Rewrite everything from "Cruel and Usual" down to "to other prisoners." in the passage on Italy's 41-bis prison regime, renaming "mafia bosses" as "crime bosses".

GIVEN PASSAGE:
========================================

Cruel and Usual Punishment
E.T.C. Dee and Stefano Portelli
According to the United Nations Standard Minimum Rules for the Treatment of Prisoners, also known as the ‘Nelson Mandela Rules’, to keep a prisoner in solitary confinement for 22 hours a day for more than 15 days is a form of torture, acceptable ‘in no circumstances’. Yet it is normal procedure in Italy’s 41-bis regime, named after an amendment to the Prison Administration Act introduced as ‘emergency’ legislation in 1975 but modified several times since, including after the mafia killing of the Sicilian judge Giovanni Falcone and his five bodyguards near Palermo in 1992. Its purpose then was to prevent mafia bosses from communicating with their associates but, as often happens with repressive measures, it has been progressively extended to other prisoners.
People incarcerated according to 41-bis rules are placed in solitary confinement under constant surveillance and not permitted to visit the prison gym or library. They are only allowed one hour a month for visits, which are recorded and conducted through a glass partition. Access to rehabilitation programmes is restricted. In theory the regime is reviewed every four years, but many of the 750 prisoners currently in 41-bis are de facto buried alive. Relatives of a Red Brigade prisoner, Nadia Lioce, who has spent over twenty years in 41-bis, report that she is no longer able to hold a coherent conversation when they visit. Appeals against 41-bis as violating human rights have always been rejected by Italian courts.

========================================

DATA SEGMENT:
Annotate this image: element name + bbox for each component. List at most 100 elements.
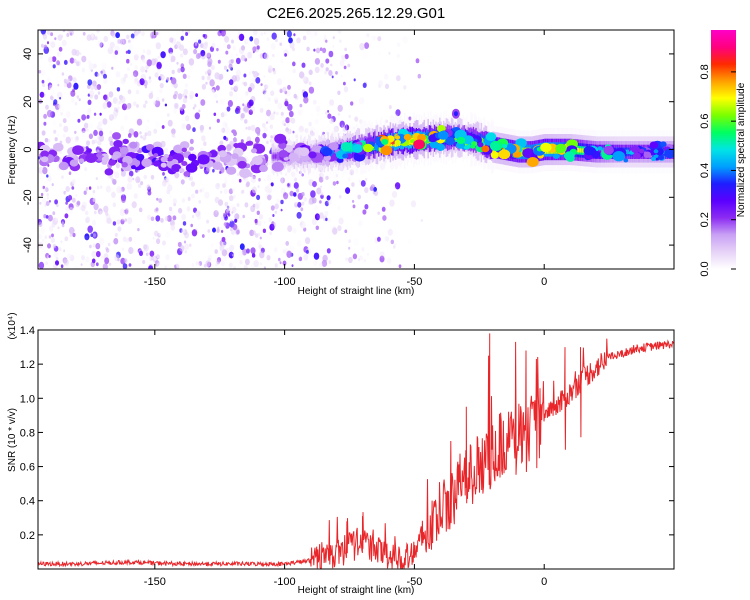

========================================

THE REPLY:
Cruel and Usual Punishment
E.T.C. Dee and Stefano Portelli
According to the United Nations Standard Minimum Rules for the Treatment of Prisoners, also known as the ‘Nelson Mandela Rules’, to keep a prisoner in solitary confinement for 22 hours a day for more than 15 days is a form of torture, acceptable ‘in no circumstances’. Yet it is normal procedure in Italy’s 41-bis regime, named after an amendment to the Prison Administration Act introduced as ‘emergency’ legislation in 1975 but modified several times since, including after the mafia killing of the Sicilian judge Giovanni Falcone and his five bodyguards near Palermo in 1992. Its purpose then was to prevent crime bosses from communicating with their associates but, as often happens with repressive measures, it has been progressively extended to other prisoners.